→ **INSTRUÇÕES A SEGUIR**: Por favor, reproduza sem alterações apenas as entradas entre as linhas que contêm "for every button, label, input, icon, or" e "gesture-navigation-bar[interactable] [176, 1157, 364, 1162]", inclusive. Omita as imagens na resposta.

→ **DADOS FORNECIDOS**:
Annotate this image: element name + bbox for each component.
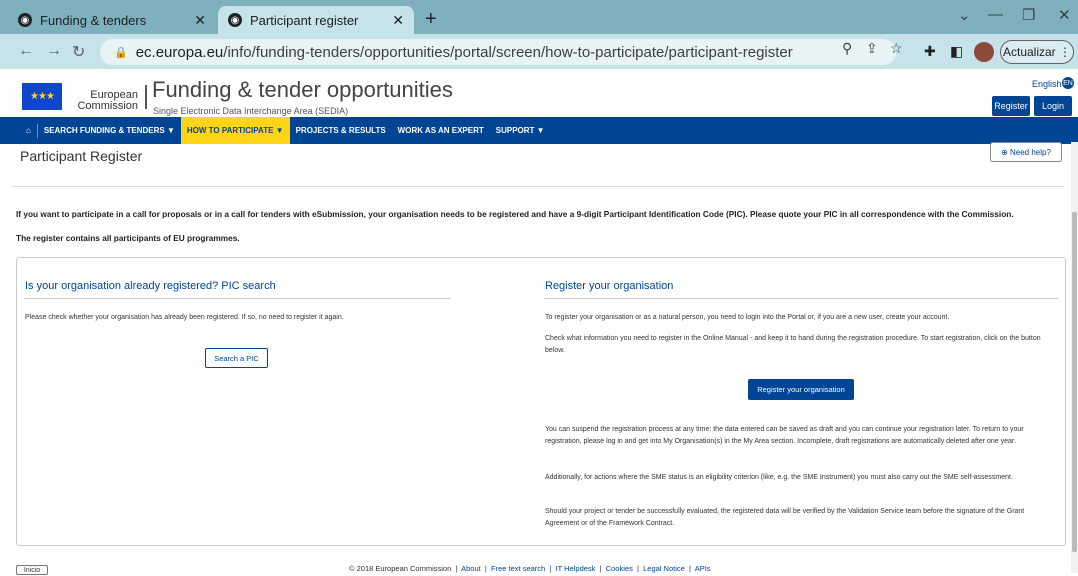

--

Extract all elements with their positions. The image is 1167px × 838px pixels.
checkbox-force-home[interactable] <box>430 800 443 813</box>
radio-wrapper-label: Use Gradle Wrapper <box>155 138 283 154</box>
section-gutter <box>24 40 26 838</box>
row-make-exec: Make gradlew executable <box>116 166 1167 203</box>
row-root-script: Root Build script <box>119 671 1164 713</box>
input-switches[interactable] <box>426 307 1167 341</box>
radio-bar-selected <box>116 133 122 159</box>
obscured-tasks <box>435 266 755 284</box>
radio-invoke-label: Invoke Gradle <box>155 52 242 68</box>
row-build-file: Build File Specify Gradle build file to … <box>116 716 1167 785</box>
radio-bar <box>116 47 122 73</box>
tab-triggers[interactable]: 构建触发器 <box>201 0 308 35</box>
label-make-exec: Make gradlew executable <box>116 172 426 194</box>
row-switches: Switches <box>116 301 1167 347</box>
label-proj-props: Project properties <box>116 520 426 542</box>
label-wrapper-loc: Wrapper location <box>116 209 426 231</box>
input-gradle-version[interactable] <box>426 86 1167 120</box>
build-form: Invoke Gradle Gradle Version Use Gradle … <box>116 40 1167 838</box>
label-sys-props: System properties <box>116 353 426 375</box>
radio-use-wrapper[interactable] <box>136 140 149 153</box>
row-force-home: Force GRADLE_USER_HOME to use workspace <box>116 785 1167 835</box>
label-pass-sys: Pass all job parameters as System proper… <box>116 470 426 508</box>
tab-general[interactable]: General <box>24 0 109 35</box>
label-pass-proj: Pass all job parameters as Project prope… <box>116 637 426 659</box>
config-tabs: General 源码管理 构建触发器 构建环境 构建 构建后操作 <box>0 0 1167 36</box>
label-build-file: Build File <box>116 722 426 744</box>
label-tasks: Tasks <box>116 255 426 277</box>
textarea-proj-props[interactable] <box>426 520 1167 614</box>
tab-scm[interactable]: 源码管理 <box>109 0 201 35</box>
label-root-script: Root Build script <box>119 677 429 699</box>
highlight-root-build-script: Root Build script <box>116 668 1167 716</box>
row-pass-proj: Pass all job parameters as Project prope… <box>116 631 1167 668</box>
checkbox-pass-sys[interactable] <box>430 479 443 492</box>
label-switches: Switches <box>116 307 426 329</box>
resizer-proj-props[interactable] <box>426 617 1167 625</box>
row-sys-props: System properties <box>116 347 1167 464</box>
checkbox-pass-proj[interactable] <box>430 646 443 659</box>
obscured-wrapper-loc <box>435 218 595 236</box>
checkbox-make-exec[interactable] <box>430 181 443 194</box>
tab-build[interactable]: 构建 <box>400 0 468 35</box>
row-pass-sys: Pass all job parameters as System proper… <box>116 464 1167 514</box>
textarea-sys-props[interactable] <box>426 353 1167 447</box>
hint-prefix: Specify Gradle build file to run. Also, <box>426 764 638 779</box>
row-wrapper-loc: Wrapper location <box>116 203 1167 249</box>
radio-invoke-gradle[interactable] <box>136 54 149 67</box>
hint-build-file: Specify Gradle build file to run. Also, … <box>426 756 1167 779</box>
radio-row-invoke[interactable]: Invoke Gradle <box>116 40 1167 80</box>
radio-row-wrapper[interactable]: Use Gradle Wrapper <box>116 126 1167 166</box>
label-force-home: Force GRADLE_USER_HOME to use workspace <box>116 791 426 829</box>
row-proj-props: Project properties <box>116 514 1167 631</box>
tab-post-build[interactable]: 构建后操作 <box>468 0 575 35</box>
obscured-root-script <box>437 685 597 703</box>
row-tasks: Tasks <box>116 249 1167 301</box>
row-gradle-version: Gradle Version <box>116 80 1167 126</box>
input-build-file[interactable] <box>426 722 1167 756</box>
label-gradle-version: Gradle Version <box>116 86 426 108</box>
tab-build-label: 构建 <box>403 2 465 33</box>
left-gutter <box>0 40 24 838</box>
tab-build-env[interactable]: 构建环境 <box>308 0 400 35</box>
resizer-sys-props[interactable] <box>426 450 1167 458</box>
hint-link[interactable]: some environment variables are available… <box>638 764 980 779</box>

...

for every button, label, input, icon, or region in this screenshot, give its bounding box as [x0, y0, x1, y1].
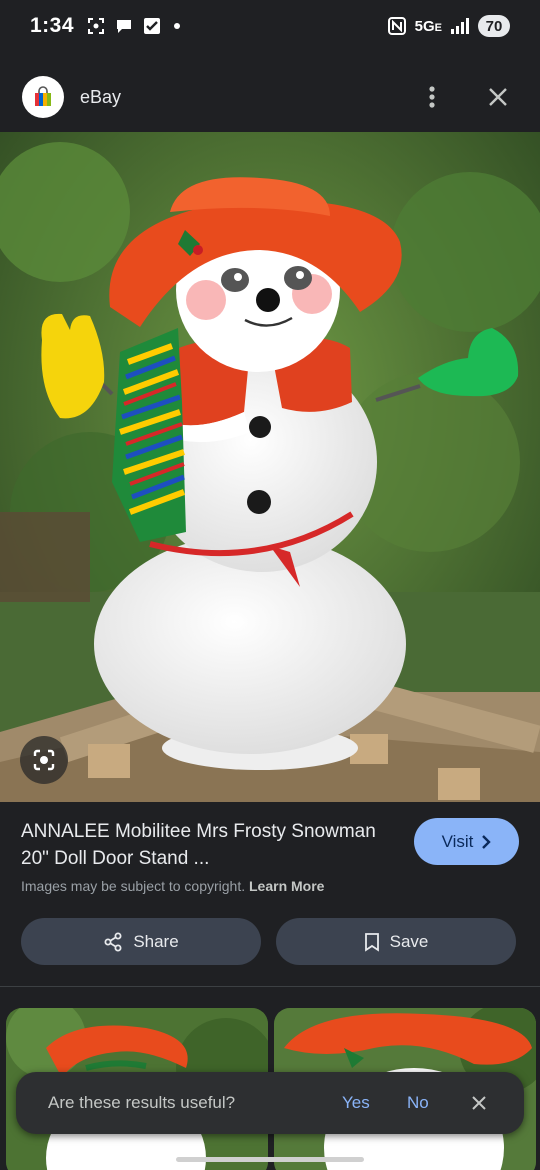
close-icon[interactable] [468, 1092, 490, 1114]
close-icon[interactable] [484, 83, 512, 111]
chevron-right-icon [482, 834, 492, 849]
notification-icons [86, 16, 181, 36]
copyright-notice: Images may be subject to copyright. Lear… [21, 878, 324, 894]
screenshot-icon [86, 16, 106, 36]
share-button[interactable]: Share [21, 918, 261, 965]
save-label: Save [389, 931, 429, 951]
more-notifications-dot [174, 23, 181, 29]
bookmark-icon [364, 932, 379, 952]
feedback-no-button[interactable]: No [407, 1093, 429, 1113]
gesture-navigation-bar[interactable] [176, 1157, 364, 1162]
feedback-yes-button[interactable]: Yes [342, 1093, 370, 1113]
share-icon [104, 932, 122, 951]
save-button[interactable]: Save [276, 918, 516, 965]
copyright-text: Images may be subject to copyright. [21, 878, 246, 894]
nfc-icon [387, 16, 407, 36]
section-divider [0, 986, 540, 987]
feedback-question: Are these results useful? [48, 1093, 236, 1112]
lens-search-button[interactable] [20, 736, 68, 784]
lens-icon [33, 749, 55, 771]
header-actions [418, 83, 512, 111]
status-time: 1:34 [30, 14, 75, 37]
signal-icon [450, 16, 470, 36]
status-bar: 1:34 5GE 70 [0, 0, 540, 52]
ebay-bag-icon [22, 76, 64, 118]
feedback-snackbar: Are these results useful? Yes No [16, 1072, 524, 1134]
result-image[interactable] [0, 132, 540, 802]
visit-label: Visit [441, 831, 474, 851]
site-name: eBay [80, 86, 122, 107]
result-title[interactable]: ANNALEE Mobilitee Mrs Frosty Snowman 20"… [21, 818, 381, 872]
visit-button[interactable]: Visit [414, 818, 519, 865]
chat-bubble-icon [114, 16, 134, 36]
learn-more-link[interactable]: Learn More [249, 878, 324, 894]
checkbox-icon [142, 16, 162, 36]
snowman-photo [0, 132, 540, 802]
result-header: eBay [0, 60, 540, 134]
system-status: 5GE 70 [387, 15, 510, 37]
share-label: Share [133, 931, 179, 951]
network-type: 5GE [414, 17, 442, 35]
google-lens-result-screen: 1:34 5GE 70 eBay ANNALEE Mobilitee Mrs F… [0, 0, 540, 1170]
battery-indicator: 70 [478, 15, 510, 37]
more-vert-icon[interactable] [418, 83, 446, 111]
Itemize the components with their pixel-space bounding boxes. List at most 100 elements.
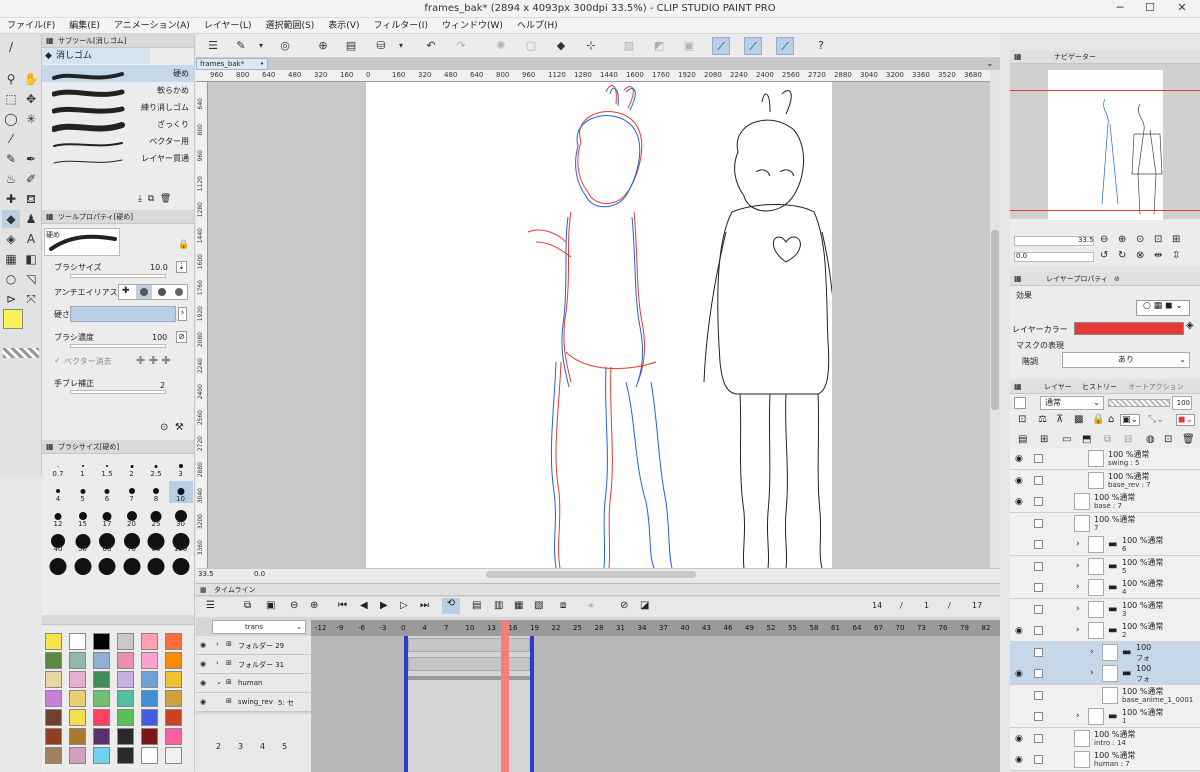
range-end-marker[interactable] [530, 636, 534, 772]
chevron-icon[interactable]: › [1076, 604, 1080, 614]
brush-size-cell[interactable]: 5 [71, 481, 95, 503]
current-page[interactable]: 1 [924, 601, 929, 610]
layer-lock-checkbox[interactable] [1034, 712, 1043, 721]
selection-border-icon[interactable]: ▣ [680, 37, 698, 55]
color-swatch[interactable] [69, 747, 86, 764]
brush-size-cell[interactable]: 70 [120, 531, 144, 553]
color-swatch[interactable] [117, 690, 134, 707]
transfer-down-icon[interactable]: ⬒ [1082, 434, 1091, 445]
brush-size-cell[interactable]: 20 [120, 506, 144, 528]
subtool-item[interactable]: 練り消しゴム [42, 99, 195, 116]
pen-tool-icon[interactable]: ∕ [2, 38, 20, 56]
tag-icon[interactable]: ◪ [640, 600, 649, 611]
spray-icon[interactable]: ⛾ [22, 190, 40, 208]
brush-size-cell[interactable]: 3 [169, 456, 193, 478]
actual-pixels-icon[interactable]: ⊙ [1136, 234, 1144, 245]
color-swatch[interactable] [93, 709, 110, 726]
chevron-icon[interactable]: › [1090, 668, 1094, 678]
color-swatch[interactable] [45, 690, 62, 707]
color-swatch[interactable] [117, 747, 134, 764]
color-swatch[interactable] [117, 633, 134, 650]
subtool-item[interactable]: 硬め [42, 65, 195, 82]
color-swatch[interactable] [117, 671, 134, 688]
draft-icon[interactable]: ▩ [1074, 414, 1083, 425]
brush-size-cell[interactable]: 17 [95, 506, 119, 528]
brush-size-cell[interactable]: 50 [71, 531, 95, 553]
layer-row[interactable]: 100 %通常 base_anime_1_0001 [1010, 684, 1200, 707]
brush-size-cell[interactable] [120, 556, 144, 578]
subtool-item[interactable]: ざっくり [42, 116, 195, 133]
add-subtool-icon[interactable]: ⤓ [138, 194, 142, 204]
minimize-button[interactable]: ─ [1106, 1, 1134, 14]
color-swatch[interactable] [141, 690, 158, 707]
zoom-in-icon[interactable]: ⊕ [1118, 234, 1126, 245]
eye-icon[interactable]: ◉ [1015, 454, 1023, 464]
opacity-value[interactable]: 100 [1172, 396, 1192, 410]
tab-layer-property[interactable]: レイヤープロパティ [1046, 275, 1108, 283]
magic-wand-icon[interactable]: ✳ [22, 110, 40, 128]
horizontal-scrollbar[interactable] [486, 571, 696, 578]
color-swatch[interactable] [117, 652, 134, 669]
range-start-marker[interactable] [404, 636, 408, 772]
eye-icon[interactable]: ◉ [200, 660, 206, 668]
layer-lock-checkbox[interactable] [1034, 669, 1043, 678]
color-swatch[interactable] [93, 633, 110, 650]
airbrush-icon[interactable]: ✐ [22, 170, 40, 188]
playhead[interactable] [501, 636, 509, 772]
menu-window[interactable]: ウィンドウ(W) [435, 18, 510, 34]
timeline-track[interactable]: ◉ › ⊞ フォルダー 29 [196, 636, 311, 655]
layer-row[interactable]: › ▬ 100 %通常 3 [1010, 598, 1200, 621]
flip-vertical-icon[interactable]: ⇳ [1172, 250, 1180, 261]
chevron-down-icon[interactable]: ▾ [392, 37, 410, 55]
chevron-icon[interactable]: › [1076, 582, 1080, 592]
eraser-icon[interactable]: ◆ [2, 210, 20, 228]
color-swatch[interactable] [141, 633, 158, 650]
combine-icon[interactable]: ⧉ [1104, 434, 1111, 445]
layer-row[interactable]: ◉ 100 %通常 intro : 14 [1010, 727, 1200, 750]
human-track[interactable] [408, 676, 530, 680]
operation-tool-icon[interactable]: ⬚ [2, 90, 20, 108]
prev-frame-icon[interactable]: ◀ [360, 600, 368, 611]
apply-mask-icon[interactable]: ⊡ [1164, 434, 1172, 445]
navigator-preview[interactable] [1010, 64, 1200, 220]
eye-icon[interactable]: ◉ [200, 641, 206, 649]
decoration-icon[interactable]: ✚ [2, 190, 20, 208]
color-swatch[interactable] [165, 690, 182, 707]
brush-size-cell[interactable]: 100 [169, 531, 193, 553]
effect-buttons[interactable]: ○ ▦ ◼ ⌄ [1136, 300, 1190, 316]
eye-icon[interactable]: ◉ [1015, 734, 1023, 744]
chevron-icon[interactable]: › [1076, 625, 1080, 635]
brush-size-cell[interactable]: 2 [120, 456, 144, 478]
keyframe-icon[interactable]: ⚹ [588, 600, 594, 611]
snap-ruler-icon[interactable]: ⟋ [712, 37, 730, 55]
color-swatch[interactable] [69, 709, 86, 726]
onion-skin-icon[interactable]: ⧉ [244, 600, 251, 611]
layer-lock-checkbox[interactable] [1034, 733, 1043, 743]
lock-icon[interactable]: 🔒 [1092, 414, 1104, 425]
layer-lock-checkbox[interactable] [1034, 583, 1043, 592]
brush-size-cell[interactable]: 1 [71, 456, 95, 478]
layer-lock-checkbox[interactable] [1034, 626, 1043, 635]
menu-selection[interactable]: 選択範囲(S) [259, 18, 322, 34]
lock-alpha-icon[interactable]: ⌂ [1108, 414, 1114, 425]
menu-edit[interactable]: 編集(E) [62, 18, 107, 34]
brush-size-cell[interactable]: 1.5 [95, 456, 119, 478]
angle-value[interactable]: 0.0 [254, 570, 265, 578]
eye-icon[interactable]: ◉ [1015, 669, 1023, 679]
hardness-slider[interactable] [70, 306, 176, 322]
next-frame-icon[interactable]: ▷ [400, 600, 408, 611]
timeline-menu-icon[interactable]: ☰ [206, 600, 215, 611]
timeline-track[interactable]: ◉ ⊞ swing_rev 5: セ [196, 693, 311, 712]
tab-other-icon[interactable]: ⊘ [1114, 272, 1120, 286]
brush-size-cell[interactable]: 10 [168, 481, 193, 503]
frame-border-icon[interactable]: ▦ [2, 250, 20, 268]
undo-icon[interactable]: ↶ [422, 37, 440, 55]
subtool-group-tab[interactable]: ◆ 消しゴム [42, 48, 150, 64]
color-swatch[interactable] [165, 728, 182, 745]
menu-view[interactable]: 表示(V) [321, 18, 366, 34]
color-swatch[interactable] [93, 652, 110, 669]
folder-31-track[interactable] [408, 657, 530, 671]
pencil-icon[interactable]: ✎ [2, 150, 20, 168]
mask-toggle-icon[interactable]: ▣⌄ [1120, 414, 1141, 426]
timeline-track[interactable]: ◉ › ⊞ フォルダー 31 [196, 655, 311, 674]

→ **SOLUÇÃO**:
for every button, label, input, icon, or region in this screenshot, give its bounding box as [x0, y0, x1, y1].
close-icon[interactable] [468, 1092, 490, 1114]
close-icon[interactable] [484, 83, 512, 111]
chevron-right-icon [482, 834, 492, 849]
notification-icons [86, 16, 181, 36]
copyright-notice: Images may be subject to copyright. Lear… [21, 878, 324, 894]
screenshot-icon [86, 16, 106, 36]
share-button[interactable]: Share [21, 918, 261, 965]
save-label: Save [389, 931, 429, 951]
more-notifications-dot [174, 23, 181, 29]
bookmark-icon [364, 932, 379, 952]
feedback-no-button[interactable]: No [407, 1093, 429, 1113]
gesture-navigation-bar[interactable] [176, 1157, 364, 1162]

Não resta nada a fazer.